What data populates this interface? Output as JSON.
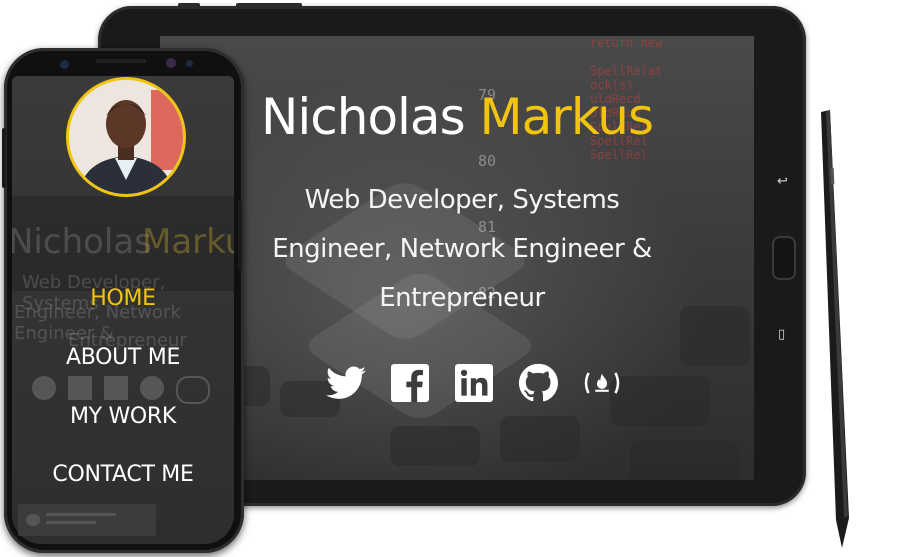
{
  "hero": {
    "first_name": "Nicholas",
    "last_name": "Markus",
    "tagline_line1": "Web Developer, Systems",
    "tagline_line2": "Engineer, Network Engineer &",
    "tagline_line3": "Entrepreneur"
  },
  "social": [
    {
      "icon": "twitter-icon"
    },
    {
      "icon": "facebook-icon"
    },
    {
      "icon": "linkedin-icon"
    },
    {
      "icon": "github-icon"
    },
    {
      "icon": "freecodecamp-icon"
    }
  ],
  "mobile_nav": {
    "items": [
      "HOME",
      "ABOUT ME",
      "MY WORK",
      "CONTACT ME"
    ],
    "active": "HOME"
  },
  "background_code": {
    "numbers": [
      "79",
      "80",
      "81",
      "82"
    ],
    "right_snippet": "return new\n\nSpellRelat\nock(s)\nuldRecd\nuldRecd\nSpellRel\nSpellRel\nSpellRel"
  },
  "colors": {
    "accent": "#f1c40f",
    "text": "#ffffff",
    "device": "#1a1a1a"
  }
}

-------------------------

## WORK TO BE COMPLETED
Return each line exactly as written. Any picture gets left out.

## FULL OUTPUT
What data populates this interface? Output as JSON.
{
  "hero": {
    "first_name": "Nicholas",
    "last_name": "Markus",
    "tagline_line1": "Web Developer, Systems",
    "tagline_line2": "Engineer, Network Engineer &",
    "tagline_line3": "Entrepreneur"
  },
  "social": [
    {
      "icon": "twitter-icon"
    },
    {
      "icon": "facebook-icon"
    },
    {
      "icon": "linkedin-icon"
    },
    {
      "icon": "github-icon"
    },
    {
      "icon": "freecodecamp-icon"
    }
  ],
  "mobile_nav": {
    "items": [
      "HOME",
      "ABOUT ME",
      "MY WORK",
      "CONTACT ME"
    ],
    "active": "HOME"
  },
  "background_code": {
    "numbers": [
      "79",
      "80",
      "81",
      "82"
    ],
    "right_snippet": "return new\n\nSpellRelat\nock(s)\nuldRecd\nuldRecd\nSpellRel\nSpellRel\nSpellRel"
  },
  "colors": {
    "accent": "#f1c40f",
    "text": "#ffffff",
    "device": "#1a1a1a"
  }
}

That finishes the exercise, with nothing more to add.